Problem description:
In the listing below, locate the lines bearing the word "this". Copy every one of them.

● ● ● ● ● ● ●

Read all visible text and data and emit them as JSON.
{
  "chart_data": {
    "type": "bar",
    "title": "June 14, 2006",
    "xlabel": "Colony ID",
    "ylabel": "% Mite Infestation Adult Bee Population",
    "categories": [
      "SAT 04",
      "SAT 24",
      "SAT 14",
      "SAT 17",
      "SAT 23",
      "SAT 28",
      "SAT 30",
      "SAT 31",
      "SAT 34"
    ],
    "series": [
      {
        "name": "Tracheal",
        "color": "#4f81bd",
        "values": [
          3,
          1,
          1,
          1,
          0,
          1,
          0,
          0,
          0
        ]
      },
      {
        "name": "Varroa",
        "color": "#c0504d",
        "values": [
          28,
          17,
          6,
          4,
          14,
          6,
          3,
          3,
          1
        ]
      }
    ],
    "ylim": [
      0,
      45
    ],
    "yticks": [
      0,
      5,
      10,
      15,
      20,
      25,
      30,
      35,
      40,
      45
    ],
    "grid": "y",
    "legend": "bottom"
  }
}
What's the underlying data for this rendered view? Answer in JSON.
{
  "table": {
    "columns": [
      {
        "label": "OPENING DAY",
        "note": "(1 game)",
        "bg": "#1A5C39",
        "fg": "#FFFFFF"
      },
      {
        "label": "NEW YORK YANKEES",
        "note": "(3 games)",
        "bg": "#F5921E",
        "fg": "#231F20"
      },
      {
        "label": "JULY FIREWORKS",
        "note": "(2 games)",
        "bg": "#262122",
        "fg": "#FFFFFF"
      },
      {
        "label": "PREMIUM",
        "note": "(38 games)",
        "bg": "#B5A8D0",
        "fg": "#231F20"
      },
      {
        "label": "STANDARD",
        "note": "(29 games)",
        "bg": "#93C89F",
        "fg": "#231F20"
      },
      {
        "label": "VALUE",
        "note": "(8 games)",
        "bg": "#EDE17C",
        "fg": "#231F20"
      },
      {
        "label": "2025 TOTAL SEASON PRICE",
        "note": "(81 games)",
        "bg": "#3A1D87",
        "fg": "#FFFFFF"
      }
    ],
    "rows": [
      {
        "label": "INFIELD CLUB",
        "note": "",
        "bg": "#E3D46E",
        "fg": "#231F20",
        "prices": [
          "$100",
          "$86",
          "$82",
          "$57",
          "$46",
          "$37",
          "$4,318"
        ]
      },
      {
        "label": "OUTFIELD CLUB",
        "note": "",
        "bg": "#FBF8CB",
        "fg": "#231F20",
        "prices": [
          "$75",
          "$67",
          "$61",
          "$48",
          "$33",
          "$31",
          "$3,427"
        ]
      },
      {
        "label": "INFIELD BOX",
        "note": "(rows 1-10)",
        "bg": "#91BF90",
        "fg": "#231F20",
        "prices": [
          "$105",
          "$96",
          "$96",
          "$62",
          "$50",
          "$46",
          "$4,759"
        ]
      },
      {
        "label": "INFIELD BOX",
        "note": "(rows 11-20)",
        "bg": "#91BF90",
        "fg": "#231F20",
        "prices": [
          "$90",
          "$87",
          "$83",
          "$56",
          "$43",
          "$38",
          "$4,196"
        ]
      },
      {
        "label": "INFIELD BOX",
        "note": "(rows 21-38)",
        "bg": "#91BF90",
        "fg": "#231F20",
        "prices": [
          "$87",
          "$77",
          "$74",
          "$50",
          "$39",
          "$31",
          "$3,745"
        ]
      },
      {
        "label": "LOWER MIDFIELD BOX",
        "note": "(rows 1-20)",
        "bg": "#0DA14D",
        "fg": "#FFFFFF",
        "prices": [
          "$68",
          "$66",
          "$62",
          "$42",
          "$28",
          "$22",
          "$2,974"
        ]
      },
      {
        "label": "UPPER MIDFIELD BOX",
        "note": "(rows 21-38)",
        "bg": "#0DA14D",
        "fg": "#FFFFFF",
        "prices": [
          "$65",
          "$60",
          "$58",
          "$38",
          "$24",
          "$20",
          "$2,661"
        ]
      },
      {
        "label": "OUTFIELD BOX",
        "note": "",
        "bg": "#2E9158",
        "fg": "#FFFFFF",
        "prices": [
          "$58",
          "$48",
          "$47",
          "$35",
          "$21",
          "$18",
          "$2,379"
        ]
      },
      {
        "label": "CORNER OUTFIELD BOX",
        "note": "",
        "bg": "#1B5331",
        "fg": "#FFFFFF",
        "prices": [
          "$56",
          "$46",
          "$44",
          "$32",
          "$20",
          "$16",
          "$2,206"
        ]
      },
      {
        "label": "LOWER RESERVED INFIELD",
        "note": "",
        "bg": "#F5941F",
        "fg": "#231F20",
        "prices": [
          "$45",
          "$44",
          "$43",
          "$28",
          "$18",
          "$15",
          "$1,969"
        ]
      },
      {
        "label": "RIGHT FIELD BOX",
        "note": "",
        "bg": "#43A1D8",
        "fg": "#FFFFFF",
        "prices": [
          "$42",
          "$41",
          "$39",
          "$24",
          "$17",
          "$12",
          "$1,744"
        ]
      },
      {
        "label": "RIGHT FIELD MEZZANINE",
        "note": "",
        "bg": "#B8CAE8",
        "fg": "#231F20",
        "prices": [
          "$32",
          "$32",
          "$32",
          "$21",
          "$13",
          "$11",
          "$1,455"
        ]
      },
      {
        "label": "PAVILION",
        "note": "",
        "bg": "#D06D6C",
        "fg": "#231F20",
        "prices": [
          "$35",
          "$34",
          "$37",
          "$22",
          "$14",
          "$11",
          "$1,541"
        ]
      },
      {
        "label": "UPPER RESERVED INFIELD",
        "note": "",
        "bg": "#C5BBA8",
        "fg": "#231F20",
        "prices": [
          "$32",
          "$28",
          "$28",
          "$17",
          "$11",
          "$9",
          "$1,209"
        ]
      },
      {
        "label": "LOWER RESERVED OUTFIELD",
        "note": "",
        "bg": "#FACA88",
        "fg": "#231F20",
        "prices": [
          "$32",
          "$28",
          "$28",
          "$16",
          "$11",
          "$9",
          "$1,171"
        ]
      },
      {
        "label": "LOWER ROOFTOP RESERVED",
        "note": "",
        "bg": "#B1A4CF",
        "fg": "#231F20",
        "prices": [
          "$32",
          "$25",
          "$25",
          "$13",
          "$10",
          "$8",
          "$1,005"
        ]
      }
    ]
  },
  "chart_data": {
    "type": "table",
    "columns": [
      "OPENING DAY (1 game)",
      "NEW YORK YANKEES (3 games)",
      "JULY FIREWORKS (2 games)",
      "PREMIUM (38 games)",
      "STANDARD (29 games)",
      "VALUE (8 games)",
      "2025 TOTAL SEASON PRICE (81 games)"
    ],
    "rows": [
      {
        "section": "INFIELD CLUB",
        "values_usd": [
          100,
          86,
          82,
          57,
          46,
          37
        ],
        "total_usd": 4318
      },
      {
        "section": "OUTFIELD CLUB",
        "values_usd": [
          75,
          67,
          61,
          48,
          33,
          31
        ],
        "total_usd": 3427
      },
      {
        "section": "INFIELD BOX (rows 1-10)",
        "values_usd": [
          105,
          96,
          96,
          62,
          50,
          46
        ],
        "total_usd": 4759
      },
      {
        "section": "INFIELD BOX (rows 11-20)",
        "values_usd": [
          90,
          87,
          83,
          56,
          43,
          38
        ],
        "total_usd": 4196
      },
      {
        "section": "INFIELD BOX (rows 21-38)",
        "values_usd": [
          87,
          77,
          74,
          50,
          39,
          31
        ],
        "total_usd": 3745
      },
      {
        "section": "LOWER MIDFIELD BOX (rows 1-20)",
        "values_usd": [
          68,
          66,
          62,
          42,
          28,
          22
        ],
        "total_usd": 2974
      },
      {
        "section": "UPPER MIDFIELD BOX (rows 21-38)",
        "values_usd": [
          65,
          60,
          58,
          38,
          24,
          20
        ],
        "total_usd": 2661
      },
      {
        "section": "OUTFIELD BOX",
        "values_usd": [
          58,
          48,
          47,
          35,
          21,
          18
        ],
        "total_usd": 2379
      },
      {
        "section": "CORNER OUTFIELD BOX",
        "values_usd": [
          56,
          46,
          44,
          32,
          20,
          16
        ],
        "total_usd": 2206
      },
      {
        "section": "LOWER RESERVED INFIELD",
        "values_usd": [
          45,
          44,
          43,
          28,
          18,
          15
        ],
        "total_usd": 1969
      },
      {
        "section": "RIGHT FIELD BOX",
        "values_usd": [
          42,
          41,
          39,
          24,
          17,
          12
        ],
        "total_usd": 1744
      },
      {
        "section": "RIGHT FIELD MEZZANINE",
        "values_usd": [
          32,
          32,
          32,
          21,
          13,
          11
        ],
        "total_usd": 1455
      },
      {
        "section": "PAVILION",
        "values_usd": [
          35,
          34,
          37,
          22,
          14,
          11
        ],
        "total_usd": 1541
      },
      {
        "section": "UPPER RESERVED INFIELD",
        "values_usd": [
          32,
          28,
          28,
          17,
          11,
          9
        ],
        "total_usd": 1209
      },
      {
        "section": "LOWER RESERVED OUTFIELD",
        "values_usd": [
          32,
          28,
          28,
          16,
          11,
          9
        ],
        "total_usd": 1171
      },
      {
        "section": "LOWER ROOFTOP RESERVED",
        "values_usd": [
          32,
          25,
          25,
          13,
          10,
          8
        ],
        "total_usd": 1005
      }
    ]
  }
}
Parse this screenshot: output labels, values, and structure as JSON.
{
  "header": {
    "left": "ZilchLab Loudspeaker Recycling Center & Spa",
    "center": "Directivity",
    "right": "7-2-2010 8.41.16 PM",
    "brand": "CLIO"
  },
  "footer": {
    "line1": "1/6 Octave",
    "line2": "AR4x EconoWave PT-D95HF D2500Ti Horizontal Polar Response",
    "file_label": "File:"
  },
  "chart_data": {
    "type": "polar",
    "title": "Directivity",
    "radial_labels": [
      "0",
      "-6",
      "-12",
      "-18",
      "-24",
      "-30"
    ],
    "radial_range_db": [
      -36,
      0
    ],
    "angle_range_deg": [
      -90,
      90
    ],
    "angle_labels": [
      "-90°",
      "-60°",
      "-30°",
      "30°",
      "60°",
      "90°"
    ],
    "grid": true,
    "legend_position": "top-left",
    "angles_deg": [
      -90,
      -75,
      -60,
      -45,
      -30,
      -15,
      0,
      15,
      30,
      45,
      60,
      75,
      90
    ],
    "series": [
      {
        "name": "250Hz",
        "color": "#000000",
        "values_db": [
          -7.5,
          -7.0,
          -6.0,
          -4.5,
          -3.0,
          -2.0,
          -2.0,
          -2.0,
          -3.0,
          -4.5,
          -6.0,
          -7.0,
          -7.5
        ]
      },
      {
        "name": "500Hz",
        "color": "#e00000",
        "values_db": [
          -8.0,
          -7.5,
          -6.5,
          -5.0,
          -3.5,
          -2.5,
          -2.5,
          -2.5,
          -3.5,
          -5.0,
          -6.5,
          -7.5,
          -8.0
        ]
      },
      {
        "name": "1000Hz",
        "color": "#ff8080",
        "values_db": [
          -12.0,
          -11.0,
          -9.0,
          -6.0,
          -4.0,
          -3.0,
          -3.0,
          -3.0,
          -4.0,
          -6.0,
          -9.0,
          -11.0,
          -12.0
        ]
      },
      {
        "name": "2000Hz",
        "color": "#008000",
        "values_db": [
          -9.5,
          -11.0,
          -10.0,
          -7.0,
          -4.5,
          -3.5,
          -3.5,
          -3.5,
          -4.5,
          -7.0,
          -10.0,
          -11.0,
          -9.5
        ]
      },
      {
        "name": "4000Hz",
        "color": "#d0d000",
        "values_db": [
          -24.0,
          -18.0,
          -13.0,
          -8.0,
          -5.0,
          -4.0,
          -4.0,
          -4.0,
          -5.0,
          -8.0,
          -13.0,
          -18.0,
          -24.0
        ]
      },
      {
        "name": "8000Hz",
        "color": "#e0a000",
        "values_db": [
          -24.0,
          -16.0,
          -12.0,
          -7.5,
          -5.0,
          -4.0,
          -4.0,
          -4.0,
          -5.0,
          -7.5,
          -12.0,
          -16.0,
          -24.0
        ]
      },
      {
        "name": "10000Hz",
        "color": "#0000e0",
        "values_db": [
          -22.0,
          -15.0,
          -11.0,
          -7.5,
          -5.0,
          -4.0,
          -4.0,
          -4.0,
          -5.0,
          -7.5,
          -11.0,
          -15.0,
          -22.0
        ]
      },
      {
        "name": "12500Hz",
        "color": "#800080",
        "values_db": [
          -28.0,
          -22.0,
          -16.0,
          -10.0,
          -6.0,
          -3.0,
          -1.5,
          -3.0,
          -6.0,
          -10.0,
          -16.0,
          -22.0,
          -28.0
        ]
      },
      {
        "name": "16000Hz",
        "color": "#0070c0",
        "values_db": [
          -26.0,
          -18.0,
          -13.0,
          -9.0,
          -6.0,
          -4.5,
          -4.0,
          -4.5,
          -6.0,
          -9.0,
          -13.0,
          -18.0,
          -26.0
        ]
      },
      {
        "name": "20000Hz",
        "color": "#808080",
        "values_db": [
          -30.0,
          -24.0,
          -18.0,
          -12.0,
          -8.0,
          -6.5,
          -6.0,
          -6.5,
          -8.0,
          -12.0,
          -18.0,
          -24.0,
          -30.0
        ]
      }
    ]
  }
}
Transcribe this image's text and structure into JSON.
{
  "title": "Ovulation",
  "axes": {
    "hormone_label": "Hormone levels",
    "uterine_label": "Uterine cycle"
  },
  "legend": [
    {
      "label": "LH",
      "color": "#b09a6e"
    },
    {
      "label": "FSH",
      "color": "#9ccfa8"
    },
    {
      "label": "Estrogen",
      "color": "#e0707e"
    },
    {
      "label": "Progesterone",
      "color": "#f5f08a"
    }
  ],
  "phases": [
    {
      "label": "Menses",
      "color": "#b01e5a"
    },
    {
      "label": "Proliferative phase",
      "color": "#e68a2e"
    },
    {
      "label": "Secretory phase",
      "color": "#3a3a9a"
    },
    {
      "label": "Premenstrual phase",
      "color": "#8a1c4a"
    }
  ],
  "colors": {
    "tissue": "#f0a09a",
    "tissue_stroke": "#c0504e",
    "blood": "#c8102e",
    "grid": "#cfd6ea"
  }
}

● ● ● ● ● ● ●

Reply:
What's the underlying data for this rendered view? Answer in JSON.
Parse this screenshot: output labels, values, and structure as JSON.
Transcribe this image's text and structure into JSON.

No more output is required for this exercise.